__Task instructions__:
Select, from the material below, each line with "median" in it.

__Task material__:
■ ■ ■ ■ ■

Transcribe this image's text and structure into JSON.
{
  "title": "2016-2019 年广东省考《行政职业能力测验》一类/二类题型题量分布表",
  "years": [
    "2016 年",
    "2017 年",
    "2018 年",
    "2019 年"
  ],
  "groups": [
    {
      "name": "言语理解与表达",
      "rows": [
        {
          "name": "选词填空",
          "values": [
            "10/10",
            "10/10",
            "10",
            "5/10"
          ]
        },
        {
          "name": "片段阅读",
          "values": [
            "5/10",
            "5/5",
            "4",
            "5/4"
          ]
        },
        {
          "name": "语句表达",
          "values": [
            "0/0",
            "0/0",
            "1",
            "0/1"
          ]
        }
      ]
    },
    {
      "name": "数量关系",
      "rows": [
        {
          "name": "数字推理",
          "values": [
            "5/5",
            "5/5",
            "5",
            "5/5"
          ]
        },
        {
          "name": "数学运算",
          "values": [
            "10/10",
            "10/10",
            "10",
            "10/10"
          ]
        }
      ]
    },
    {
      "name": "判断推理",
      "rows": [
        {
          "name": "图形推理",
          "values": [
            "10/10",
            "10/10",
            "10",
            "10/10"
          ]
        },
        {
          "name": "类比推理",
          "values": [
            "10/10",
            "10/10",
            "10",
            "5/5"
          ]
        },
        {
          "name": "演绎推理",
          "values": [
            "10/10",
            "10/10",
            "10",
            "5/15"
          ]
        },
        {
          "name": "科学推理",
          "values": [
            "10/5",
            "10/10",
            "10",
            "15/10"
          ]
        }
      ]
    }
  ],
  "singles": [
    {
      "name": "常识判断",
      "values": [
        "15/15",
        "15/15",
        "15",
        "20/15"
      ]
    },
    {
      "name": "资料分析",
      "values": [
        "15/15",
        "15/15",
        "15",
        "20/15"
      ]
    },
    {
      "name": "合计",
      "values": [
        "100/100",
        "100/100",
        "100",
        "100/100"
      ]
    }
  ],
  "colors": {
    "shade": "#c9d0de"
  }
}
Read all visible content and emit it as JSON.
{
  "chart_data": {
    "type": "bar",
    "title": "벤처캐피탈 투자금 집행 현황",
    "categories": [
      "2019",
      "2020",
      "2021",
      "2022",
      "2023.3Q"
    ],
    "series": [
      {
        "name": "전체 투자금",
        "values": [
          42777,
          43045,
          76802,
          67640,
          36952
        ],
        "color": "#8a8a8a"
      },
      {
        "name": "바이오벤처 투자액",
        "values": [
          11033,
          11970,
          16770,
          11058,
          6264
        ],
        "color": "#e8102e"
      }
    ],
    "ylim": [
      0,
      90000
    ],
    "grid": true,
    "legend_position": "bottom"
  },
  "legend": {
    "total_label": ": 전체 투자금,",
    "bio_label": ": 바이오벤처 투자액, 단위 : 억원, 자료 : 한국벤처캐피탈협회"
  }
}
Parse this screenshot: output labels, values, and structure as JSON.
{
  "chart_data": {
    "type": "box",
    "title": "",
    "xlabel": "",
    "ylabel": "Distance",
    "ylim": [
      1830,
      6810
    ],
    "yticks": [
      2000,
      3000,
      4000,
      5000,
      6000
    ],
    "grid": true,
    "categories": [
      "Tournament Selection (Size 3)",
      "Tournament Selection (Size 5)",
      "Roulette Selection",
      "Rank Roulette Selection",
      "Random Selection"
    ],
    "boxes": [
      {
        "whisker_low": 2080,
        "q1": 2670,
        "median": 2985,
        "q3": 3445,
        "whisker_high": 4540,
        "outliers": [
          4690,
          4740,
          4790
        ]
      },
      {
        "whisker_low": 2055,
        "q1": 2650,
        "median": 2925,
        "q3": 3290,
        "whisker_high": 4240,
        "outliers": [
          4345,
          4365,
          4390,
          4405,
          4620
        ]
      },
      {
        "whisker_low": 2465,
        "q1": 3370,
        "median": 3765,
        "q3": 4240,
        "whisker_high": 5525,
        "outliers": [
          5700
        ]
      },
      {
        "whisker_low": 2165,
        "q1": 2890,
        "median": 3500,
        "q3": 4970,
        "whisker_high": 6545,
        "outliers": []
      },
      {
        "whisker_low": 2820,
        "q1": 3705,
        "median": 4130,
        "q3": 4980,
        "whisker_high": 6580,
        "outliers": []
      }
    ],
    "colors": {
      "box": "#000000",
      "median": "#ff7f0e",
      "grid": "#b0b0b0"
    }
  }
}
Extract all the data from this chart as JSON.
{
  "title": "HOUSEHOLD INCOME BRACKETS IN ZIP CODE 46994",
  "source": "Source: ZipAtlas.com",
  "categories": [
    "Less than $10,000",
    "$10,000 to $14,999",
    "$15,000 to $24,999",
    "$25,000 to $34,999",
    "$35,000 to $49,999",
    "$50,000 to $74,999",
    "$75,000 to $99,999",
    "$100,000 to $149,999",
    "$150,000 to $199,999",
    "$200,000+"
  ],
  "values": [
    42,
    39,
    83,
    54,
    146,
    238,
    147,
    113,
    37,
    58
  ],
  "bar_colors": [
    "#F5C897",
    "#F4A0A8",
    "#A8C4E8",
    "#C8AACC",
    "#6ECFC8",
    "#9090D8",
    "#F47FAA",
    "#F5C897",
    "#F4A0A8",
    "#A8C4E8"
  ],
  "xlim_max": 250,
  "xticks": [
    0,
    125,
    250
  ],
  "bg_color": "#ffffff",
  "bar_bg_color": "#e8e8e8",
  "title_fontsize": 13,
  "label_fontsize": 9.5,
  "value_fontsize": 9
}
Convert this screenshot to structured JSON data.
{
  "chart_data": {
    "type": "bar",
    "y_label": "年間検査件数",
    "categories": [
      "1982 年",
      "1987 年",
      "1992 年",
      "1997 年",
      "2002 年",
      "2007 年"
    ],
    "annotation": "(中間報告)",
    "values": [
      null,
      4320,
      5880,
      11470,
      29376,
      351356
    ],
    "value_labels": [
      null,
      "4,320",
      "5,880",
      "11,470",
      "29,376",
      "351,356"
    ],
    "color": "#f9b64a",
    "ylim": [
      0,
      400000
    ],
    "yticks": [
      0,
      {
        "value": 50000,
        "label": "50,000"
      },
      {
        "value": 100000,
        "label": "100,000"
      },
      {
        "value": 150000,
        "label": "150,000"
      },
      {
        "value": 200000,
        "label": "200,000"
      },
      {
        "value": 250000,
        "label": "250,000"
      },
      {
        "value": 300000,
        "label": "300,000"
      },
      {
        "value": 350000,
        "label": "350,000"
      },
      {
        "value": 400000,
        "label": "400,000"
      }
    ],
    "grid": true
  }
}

■ ■ ■ ■ ■

__Task output__:
        "median": 2985,
        "median": 2925,
        "median": 3765,
        "median": 3500,
        "median": 4130,
      "median": "#ff7f0e",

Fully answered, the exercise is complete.